Exercise requirements
Copy every row below line for line, leaving out the pictures.

Visual layout records:
══════════════════════════════

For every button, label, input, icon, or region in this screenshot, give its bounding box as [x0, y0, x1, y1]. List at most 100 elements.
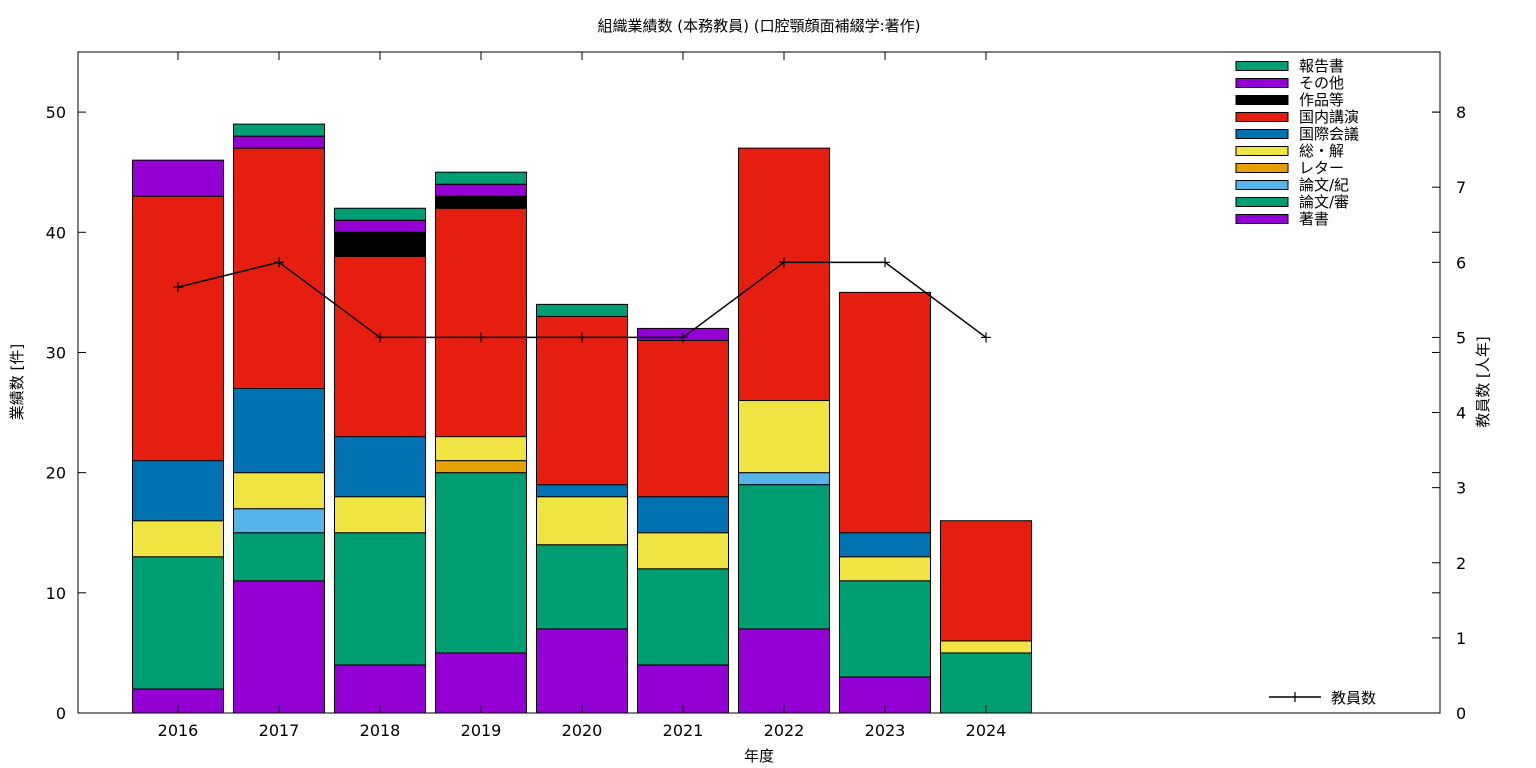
legend-item: 論文/審 [1235, 193, 1349, 211]
x-tick-label: 2018 [360, 721, 401, 740]
bar-2017-series-2 [233, 508, 325, 534]
bar-2018-series-8 [334, 219, 426, 233]
bar-2023-series-5 [839, 532, 931, 558]
bar-2024-series-6 [940, 520, 1032, 642]
y-axis-label: 業績数 [件] [8, 344, 26, 420]
legend-item: 論文/紀 [1235, 176, 1349, 194]
legend-swatch [1235, 214, 1289, 224]
legend-swatch [1235, 78, 1289, 88]
y2-tick-label: 1 [1456, 629, 1466, 648]
y-tick-label: 10 [46, 584, 66, 603]
legend-label: 著書 [1299, 210, 1329, 228]
x-axis-label: 年度 [744, 747, 774, 765]
bar-2022-series-6 [738, 147, 830, 402]
bar-2022-series-2 [738, 472, 830, 486]
legend-swatch [1235, 197, 1289, 207]
legend-item: 総・解 [1235, 142, 1344, 160]
bar-2020-series-0 [536, 628, 628, 714]
x-tick-label: 2021 [663, 721, 704, 740]
bar-2018-series-1 [334, 532, 426, 666]
x-tick-label: 2016 [158, 721, 199, 740]
legend-swatch [1235, 95, 1289, 105]
bar-2023-series-4 [839, 556, 931, 582]
legend-label: レター [1299, 159, 1344, 177]
line-point-2018 [375, 332, 385, 343]
line-point-2021 [678, 332, 688, 343]
legend-label: 作品等 [1299, 91, 1344, 109]
bar-2021-series-4 [637, 532, 729, 570]
x-tick-label: 2023 [865, 721, 906, 740]
legend-swatch [1235, 61, 1289, 71]
legend-item: レター [1235, 159, 1344, 177]
bar-2016-series-1 [132, 556, 224, 690]
y2-tick-label: 3 [1456, 479, 1466, 498]
legend-item: 国際会議 [1235, 125, 1359, 143]
bar-2020-series-1 [536, 544, 628, 630]
bar-2023-series-6 [839, 291, 931, 534]
bar-2018-series-0 [334, 664, 426, 714]
legend-label: 論文/審 [1299, 193, 1349, 211]
x-tick-label: 2017 [259, 721, 300, 740]
line-point-2020 [577, 332, 587, 343]
axes-layer: 0 10 20 30 40 50 0 1 2 3 4 5 6 7 8 2016 2017 2018 2019 2020… [46, 51, 1466, 740]
legend-item: 著書 [1235, 210, 1329, 228]
bar-2019-series-1 [435, 472, 527, 654]
bar-2019-series-8 [435, 183, 527, 197]
bar-2024-series-4 [940, 640, 1032, 654]
bar-2022-series-0 [738, 628, 830, 714]
y-tick-label: 30 [46, 343, 66, 362]
bar-2020-series-4 [536, 496, 628, 546]
bar-2018-series-9 [334, 207, 426, 221]
bar-2017-series-0 [233, 580, 325, 714]
y-tick-label: 50 [46, 103, 66, 122]
legend-item: 国内講演 [1235, 108, 1359, 126]
bar-2023-series-1 [839, 580, 931, 678]
bar-2016-series-5 [132, 460, 224, 522]
bar-2019-series-7 [435, 195, 527, 209]
bar-2019-series-0 [435, 652, 527, 714]
legend-label: 論文/紀 [1299, 176, 1349, 194]
legend-label: 総・解 [1299, 142, 1344, 160]
chart-title: 組織業績数 (本務教員) (口腔顎顔面補綴学:著作) [597, 17, 920, 35]
bars-layer [132, 123, 1032, 714]
bar-2017-series-6 [233, 147, 325, 390]
bar-2016-series-8 [132, 159, 224, 197]
legend-swatch [1235, 112, 1289, 122]
y2-tick-label: 5 [1456, 328, 1466, 347]
bar-2017-series-8 [233, 135, 325, 149]
bar-2017-series-9 [233, 123, 325, 137]
y2-tick-label: 0 [1456, 704, 1466, 723]
bar-2019-series-9 [435, 171, 527, 185]
bar-2019-series-6 [435, 207, 527, 438]
bar-2021-series-5 [637, 496, 729, 534]
bar-2018-series-6 [334, 255, 426, 438]
bar-2018-series-4 [334, 496, 426, 534]
plot-frame [77, 51, 1441, 714]
line-point-2023 [880, 257, 890, 268]
line-point-2024 [981, 332, 991, 343]
legend-swatch [1235, 180, 1289, 190]
legend-item: その他 [1235, 74, 1344, 92]
y2-tick-label: 4 [1456, 404, 1466, 423]
bar-2021-series-0 [637, 664, 729, 714]
x-tick-label: 2020 [562, 721, 603, 740]
legend-label: 教員数 [1331, 689, 1376, 707]
y-tick-label: 20 [46, 464, 66, 483]
legend-label: 国際会議 [1299, 125, 1359, 143]
legend-label: 国内講演 [1299, 108, 1359, 126]
bar-2024-series-1 [940, 652, 1032, 714]
legend-swatch [1235, 129, 1289, 139]
bar-2018-series-5 [334, 436, 426, 498]
bar-2016-series-6 [132, 195, 224, 462]
y2-tick-label: 6 [1456, 253, 1466, 272]
bar-2017-series-5 [233, 388, 325, 474]
legend-label: その他 [1299, 74, 1344, 92]
bar-2022-series-1 [738, 484, 830, 630]
legend-item: 報告書 [1235, 57, 1344, 75]
y2-axis-label: 教員数 [人年] [1474, 336, 1492, 427]
bar-2021-series-1 [637, 568, 729, 666]
bar-2019-series-4 [435, 436, 527, 462]
line-point-2017 [274, 257, 284, 268]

══════════════════════════════

Expected output
For every button, label, input, icon, or region in this screenshot, give its bounding box as [x0, y0, x1, y1]. List at most 100 elements.
legend-item: 論文/審 [1235, 193, 1349, 211]
x-tick-label: 2018 [360, 721, 401, 740]
bar-2017-series-2 [233, 508, 325, 534]
bar-2018-series-8 [334, 219, 426, 233]
bar-2023-series-5 [839, 532, 931, 558]
bar-2024-series-6 [940, 520, 1032, 642]
y-axis-label: 業績数 [件] [8, 344, 26, 420]
legend-item: 論文/紀 [1235, 176, 1349, 194]
legend-swatch [1235, 214, 1289, 224]
legend-swatch [1235, 78, 1289, 88]
y2-tick-label: 1 [1456, 629, 1466, 648]
y-tick-label: 10 [46, 584, 66, 603]
legend-label: 著書 [1299, 210, 1329, 228]
x-axis-label: 年度 [744, 747, 774, 765]
bar-2022-series-6 [738, 147, 830, 402]
bar-2022-series-2 [738, 472, 830, 486]
legend-swatch [1235, 197, 1289, 207]
legend-item: 総・解 [1235, 142, 1344, 160]
bar-2020-series-0 [536, 628, 628, 714]
x-tick-label: 2021 [663, 721, 704, 740]
bar-2018-series-1 [334, 532, 426, 666]
x-tick-label: 2016 [158, 721, 199, 740]
legend-swatch [1235, 95, 1289, 105]
bar-2023-series-4 [839, 556, 931, 582]
legend-label: レター [1299, 159, 1344, 177]
line-point-2018 [375, 332, 385, 343]
line-point-2021 [678, 332, 688, 343]
legend-label: 作品等 [1299, 91, 1344, 109]
bar-2021-series-4 [637, 532, 729, 570]
x-tick-label: 2023 [865, 721, 906, 740]
legend-swatch [1235, 61, 1289, 71]
legend-item: レター [1235, 159, 1344, 177]
bar-2016-series-1 [132, 556, 224, 690]
y2-tick-label: 3 [1456, 479, 1466, 498]
legend-item: 国際会議 [1235, 125, 1359, 143]
bar-2020-series-1 [536, 544, 628, 630]
bar-2023-series-6 [839, 291, 931, 534]
bar-2018-series-0 [334, 664, 426, 714]
legend-label: 論文/審 [1299, 193, 1349, 211]
x-tick-label: 2017 [259, 721, 300, 740]
line-point-2020 [577, 332, 587, 343]
axes-layer: 0 10 20 30 40 50 0 1 2 3 4 5 6 7 8 2016 2017 2018 2019 2020… [46, 51, 1466, 740]
legend-item: 著書 [1235, 210, 1329, 228]
bar-2019-series-1 [435, 472, 527, 654]
bar-2019-series-8 [435, 183, 527, 197]
bar-2024-series-4 [940, 640, 1032, 654]
bar-2022-series-0 [738, 628, 830, 714]
y-tick-label: 30 [46, 343, 66, 362]
bar-2020-series-4 [536, 496, 628, 546]
bar-2018-series-9 [334, 207, 426, 221]
bar-2017-series-0 [233, 580, 325, 714]
y-tick-label: 50 [46, 103, 66, 122]
legend-item: 国内講演 [1235, 108, 1359, 126]
bar-2023-series-1 [839, 580, 931, 678]
bar-2016-series-5 [132, 460, 224, 522]
bar-2019-series-7 [435, 195, 527, 209]
bar-2019-series-0 [435, 652, 527, 714]
legend-label: 論文/紀 [1299, 176, 1349, 194]
legend-label: 総・解 [1299, 142, 1344, 160]
chart-title: 組織業績数 (本務教員) (口腔顎顔面補綴学:著作) [597, 17, 920, 35]
bars-layer [132, 123, 1032, 714]
bar-2017-series-6 [233, 147, 325, 390]
bar-2016-series-8 [132, 159, 224, 197]
legend-swatch [1235, 112, 1289, 122]
y2-tick-label: 5 [1456, 328, 1466, 347]
bar-2017-series-8 [233, 135, 325, 149]
bar-2017-series-9 [233, 123, 325, 137]
y2-tick-label: 0 [1456, 704, 1466, 723]
bar-2019-series-9 [435, 171, 527, 185]
bar-2019-series-6 [435, 207, 527, 438]
bar-2021-series-5 [637, 496, 729, 534]
bar-2018-series-6 [334, 255, 426, 438]
bar-2018-series-4 [334, 496, 426, 534]
plot-frame [77, 51, 1441, 714]
line-point-2023 [880, 257, 890, 268]
line-point-2024 [981, 332, 991, 343]
legend-swatch [1235, 180, 1289, 190]
legend-item: その他 [1235, 74, 1344, 92]
y2-tick-label: 4 [1456, 404, 1466, 423]
bar-2021-series-0 [637, 664, 729, 714]
x-tick-label: 2020 [562, 721, 603, 740]
legend-label: 教員数 [1331, 689, 1376, 707]
y-tick-label: 20 [46, 464, 66, 483]
legend-label: 国際会議 [1299, 125, 1359, 143]
legend-label: 国内講演 [1299, 108, 1359, 126]
bar-2024-series-1 [940, 652, 1032, 714]
legend-swatch [1235, 129, 1289, 139]
bar-2018-series-5 [334, 436, 426, 498]
bar-2016-series-6 [132, 195, 224, 462]
y2-tick-label: 6 [1456, 253, 1466, 272]
bar-2017-series-5 [233, 388, 325, 474]
legend-label: その他 [1299, 74, 1344, 92]
bar-2022-series-1 [738, 484, 830, 630]
legend-item: 報告書 [1235, 57, 1344, 75]
y2-axis-label: 教員数 [人年] [1474, 336, 1492, 427]
bar-2021-series-1 [637, 568, 729, 666]
bar-2019-series-4 [435, 436, 527, 462]
line-point-2017 [274, 257, 284, 268]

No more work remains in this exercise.